### OBJECTIVE 1
Copy the bug bounty text word for word, from start to finish.

### SELECTION
— START —

GitHub is raising the bar for bug bounty submissions to combat low-quality AI noise. This matters to engineers as it clarifies the shared responsibility model for platform security and sets a standard for validating AI-assisted security research and vulnerability reporting.
The security research community is one of GitHub’s greatest assets. Every year, researchers from around the world help us find and fix vulnerabilities, making the platform safer for over 180 million developers. Our bug bounty program exists because we believe that collaboration with external researchers is one of the most effective ways to improve security, and we remain deeply committed to it.
But like every bug bounty program, we’re adapting to a changing landscape. We want to share what we’re seeing, what we’re doing about it, and how we think about the security boundaries of a platform like GitHub.
Over the past year, submission volume across the industry has grown significantly. New tools, including AI, have lowered the barrier to entry for security research, which in many ways is a positive development. More people exploring attack surfaces means more opportunities to find real issues.
However, alongside the growth in legitimate reports, we’ve seen a sharp increase in submissions that don’t demonstrate real security impact. These include reports without a proof of concept, theoretical attack scenarios that don’t hold up under scrutiny, and findings that are already covered by our published ineligible list. This isn’t unique to GitHub. Programs across the industry are grappling with the same challenge, and some have shut down entirely.

— END —

### Listings of boxed layout items
— START —

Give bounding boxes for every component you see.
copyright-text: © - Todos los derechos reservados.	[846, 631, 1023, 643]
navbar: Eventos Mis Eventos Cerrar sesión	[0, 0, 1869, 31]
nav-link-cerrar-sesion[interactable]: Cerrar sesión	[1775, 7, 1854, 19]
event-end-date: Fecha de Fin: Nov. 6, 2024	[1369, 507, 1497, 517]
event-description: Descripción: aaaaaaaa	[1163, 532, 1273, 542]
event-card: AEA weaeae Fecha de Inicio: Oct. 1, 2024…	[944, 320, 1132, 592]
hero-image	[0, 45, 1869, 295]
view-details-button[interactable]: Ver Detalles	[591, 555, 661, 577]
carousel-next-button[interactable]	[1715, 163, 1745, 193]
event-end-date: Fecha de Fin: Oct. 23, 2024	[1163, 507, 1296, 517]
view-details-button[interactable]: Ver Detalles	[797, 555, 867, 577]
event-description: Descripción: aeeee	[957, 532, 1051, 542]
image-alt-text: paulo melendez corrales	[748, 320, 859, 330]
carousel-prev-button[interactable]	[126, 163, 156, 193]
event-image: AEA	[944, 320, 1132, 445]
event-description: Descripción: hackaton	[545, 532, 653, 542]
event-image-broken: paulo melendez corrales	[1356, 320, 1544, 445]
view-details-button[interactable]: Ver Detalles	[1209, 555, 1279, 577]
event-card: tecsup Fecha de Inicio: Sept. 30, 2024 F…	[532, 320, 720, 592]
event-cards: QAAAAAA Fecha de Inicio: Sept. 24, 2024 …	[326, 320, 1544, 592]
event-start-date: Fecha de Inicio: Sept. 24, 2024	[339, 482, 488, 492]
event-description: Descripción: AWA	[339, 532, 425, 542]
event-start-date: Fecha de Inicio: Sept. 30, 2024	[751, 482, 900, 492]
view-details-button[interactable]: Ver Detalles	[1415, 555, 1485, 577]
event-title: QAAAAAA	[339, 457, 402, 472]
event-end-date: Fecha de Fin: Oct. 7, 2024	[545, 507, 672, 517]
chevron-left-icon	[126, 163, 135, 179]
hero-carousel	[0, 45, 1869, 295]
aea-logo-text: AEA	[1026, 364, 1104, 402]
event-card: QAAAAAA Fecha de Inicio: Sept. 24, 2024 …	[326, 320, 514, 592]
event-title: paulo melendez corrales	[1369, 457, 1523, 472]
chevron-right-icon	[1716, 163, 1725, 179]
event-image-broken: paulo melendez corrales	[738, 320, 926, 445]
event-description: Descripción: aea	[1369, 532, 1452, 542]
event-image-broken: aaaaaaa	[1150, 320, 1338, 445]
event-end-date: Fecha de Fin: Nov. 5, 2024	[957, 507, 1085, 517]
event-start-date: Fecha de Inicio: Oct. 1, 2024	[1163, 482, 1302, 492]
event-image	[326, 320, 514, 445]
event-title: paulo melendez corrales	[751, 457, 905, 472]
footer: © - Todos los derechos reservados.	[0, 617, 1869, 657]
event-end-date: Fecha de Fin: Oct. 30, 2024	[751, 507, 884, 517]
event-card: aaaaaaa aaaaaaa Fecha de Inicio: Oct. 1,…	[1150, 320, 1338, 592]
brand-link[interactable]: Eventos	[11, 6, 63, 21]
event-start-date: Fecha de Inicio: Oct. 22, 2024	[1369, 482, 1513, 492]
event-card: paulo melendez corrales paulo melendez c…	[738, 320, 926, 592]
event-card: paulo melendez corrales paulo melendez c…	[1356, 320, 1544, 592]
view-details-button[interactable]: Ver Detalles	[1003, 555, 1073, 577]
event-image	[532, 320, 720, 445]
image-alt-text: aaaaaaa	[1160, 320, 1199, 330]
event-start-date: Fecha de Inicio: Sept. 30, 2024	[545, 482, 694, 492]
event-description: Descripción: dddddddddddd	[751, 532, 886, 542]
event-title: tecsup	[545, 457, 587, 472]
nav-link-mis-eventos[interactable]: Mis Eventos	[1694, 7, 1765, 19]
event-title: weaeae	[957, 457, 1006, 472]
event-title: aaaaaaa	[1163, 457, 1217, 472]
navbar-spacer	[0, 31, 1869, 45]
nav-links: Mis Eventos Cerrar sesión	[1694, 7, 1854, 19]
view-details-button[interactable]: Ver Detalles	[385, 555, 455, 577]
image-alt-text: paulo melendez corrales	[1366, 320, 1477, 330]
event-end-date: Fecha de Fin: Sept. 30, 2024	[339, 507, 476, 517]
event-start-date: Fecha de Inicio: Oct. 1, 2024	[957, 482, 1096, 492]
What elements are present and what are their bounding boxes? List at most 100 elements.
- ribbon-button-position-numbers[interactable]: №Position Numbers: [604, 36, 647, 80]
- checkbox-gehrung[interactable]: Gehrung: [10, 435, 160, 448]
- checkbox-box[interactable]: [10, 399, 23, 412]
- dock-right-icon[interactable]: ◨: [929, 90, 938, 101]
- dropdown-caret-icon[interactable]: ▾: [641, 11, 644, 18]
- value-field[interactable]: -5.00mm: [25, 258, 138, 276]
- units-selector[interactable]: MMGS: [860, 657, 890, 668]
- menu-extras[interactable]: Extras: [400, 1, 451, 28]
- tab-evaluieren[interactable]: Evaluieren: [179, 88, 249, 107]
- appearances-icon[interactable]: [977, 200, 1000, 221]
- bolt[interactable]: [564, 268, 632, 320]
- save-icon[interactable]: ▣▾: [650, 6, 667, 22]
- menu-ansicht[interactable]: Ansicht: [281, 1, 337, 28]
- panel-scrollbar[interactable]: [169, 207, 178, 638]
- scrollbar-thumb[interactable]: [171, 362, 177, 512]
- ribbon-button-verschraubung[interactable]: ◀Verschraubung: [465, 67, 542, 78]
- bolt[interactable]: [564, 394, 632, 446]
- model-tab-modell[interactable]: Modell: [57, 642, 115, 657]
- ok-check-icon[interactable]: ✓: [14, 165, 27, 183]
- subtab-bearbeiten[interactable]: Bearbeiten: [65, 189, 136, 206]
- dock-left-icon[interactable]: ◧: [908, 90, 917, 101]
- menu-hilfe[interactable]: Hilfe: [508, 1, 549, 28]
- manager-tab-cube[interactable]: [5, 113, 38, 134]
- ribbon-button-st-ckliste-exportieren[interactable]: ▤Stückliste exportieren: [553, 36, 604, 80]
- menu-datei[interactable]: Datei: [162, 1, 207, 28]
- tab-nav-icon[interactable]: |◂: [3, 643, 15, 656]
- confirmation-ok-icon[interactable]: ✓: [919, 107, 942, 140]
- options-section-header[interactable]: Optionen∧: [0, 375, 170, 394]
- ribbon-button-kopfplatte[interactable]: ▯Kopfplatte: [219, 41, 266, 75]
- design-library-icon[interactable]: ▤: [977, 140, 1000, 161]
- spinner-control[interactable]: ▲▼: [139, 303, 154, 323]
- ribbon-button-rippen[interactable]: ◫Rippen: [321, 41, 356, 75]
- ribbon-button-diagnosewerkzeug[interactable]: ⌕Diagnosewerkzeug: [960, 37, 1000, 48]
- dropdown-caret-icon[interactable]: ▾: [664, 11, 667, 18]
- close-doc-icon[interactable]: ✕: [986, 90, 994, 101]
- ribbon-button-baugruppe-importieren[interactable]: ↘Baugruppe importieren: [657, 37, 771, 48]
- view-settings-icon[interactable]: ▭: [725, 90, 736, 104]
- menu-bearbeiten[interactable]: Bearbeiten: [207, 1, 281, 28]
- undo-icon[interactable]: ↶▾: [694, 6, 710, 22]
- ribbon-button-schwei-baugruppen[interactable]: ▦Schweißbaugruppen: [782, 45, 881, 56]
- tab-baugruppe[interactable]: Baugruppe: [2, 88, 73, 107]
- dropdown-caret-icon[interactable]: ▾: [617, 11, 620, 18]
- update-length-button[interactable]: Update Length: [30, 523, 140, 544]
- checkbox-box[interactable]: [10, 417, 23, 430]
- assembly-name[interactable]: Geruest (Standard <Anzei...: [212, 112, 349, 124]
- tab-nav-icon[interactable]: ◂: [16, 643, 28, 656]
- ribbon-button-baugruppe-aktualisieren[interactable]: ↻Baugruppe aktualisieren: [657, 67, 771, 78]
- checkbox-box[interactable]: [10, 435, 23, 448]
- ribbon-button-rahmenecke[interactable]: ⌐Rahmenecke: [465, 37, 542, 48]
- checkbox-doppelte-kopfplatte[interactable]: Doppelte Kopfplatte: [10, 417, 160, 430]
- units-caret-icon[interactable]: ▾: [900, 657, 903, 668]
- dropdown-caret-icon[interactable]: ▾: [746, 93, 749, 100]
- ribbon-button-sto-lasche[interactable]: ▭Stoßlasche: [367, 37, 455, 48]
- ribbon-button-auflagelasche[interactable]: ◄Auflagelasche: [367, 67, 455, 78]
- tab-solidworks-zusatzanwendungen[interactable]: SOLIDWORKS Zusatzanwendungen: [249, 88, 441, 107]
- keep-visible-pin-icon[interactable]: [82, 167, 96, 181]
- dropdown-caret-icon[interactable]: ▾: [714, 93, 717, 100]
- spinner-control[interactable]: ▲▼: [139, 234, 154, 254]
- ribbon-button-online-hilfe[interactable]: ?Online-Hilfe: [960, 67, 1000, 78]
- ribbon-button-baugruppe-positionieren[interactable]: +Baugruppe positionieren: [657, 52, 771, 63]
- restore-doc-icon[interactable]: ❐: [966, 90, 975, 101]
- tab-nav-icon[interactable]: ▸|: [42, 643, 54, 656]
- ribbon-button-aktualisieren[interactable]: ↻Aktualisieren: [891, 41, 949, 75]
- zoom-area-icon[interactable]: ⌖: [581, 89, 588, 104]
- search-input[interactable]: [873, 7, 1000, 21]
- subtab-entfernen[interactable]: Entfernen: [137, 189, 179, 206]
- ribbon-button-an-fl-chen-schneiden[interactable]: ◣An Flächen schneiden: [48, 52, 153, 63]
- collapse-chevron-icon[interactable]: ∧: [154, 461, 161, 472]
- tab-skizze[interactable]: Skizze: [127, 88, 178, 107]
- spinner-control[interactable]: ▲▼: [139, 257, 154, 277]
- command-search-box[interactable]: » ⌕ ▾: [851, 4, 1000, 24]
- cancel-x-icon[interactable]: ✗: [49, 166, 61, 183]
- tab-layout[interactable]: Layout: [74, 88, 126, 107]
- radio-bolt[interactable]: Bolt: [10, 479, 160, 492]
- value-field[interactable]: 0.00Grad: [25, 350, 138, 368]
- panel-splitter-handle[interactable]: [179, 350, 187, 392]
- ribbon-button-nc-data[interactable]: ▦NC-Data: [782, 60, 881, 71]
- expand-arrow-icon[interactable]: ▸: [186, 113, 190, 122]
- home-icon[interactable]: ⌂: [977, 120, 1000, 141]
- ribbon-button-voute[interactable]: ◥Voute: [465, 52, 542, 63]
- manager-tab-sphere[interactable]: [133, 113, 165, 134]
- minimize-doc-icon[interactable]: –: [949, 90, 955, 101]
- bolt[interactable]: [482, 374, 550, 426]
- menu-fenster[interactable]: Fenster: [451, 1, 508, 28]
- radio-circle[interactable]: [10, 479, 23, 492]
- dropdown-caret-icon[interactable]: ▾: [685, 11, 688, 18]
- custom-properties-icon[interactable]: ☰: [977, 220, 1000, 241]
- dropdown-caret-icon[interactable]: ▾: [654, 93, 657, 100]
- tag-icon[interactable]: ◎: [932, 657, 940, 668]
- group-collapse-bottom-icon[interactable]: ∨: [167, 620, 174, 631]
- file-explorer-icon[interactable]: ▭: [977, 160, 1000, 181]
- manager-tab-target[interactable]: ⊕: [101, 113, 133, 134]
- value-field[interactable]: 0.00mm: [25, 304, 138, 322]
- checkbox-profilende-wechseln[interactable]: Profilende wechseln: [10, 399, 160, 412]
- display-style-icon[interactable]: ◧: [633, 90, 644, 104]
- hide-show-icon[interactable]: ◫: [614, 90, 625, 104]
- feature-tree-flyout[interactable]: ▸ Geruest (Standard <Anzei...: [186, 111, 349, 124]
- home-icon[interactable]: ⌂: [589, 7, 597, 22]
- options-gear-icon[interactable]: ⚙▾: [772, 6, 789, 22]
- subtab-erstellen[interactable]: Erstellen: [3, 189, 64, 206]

— END —

### OBJECTIVE 2
In the listing, starting with its first line and continuing through the line that contains "532, 1452, 542]", swap every "Ver Detalles" for "View Details" and change nothing else. Give back only those lines.

### TASK RESPONSE 1
GitHub is raising the bar for bug bounty submissions to combat low-quality AI noise. This matters to engineers as it clarifies the shared responsibility model for platform security and sets a standard for validating AI-assisted security research and vulnerability reporting.
The security research community is one of GitHub’s greatest assets. Every year, researchers from around the world help us find and fix vulnerabilities, making the platform safer for over 180 million developers. Our bug bounty program exists because we believe that collaboration with external researchers is one of the most effective ways to improve security, and we remain deeply committed to it.
But like every bug bounty program, we’re adapting to a changing landscape. We want to share what we’re seeing, what we’re doing about it, and how we think about the security boundaries of a platform like GitHub.
Over the past year, submission volume across the industry has grown significantly. New tools, including AI, have lowered the barrier to entry for security research, which in many ways is a positive development. More people exploring attack surfaces means more opportunities to find real issues.
However, alongside the growth in legitimate reports, we’ve seen a sharp increase in submissions that don’t demonstrate real security impact. These include reports without a proof of concept, theoretical attack scenarios that don’t hold up under scrutiny, and findings that are already covered by our published ineligible list. This isn’t unique to GitHub. Programs across the industry are grappling with the same challenge, and some have shut down entirely.

### TASK RESPONSE 2
Give bounding boxes for every component you see.
copyright-text: © - Todos los derechos reservados.	[846, 631, 1023, 643]
navbar: Eventos Mis Eventos Cerrar sesión	[0, 0, 1869, 31]
nav-link-cerrar-sesion[interactable]: Cerrar sesión	[1775, 7, 1854, 19]
event-end-date: Fecha de Fin: Nov. 6, 2024	[1369, 507, 1497, 517]
event-description: Descripción: aaaaaaaa	[1163, 532, 1273, 542]
event-card: AEA weaeae Fecha de Inicio: Oct. 1, 2024…	[944, 320, 1132, 592]
hero-image	[0, 45, 1869, 295]
view-details-button[interactable]: View Details	[591, 555, 661, 577]
carousel-next-button[interactable]	[1715, 163, 1745, 193]
event-end-date: Fecha de Fin: Oct. 23, 2024	[1163, 507, 1296, 517]
view-details-button[interactable]: View Details	[797, 555, 867, 577]
event-description: Descripción: aeeee	[957, 532, 1051, 542]
image-alt-text: paulo melendez corrales	[748, 320, 859, 330]
carousel-prev-button[interactable]	[126, 163, 156, 193]
event-image: AEA	[944, 320, 1132, 445]
event-description: Descripción: hackaton	[545, 532, 653, 542]
event-image-broken: paulo melendez corrales	[1356, 320, 1544, 445]
view-details-button[interactable]: View Details	[1209, 555, 1279, 577]
event-card: tecsup Fecha de Inicio: Sept. 30, 2024 F…	[532, 320, 720, 592]
event-cards: QAAAAAA Fecha de Inicio: Sept. 24, 2024 …	[326, 320, 1544, 592]
event-start-date: Fecha de Inicio: Sept. 24, 2024	[339, 482, 488, 492]
event-description: Descripción: AWA	[339, 532, 425, 542]
event-start-date: Fecha de Inicio: Sept. 30, 2024	[751, 482, 900, 492]
view-details-button[interactable]: View Details	[1415, 555, 1485, 577]
event-title: QAAAAAA	[339, 457, 402, 472]
event-end-date: Fecha de Fin: Oct. 7, 2024	[545, 507, 672, 517]
chevron-left-icon	[126, 163, 135, 179]
hero-carousel	[0, 45, 1869, 295]
aea-logo-text: AEA	[1026, 364, 1104, 402]
event-card: QAAAAAA Fecha de Inicio: Sept. 24, 2024 …	[326, 320, 514, 592]
event-title: paulo melendez corrales	[1369, 457, 1523, 472]
chevron-right-icon	[1716, 163, 1725, 179]
event-image-broken: paulo melendez corrales	[738, 320, 926, 445]
event-description: Descripción: aea	[1369, 532, 1452, 542]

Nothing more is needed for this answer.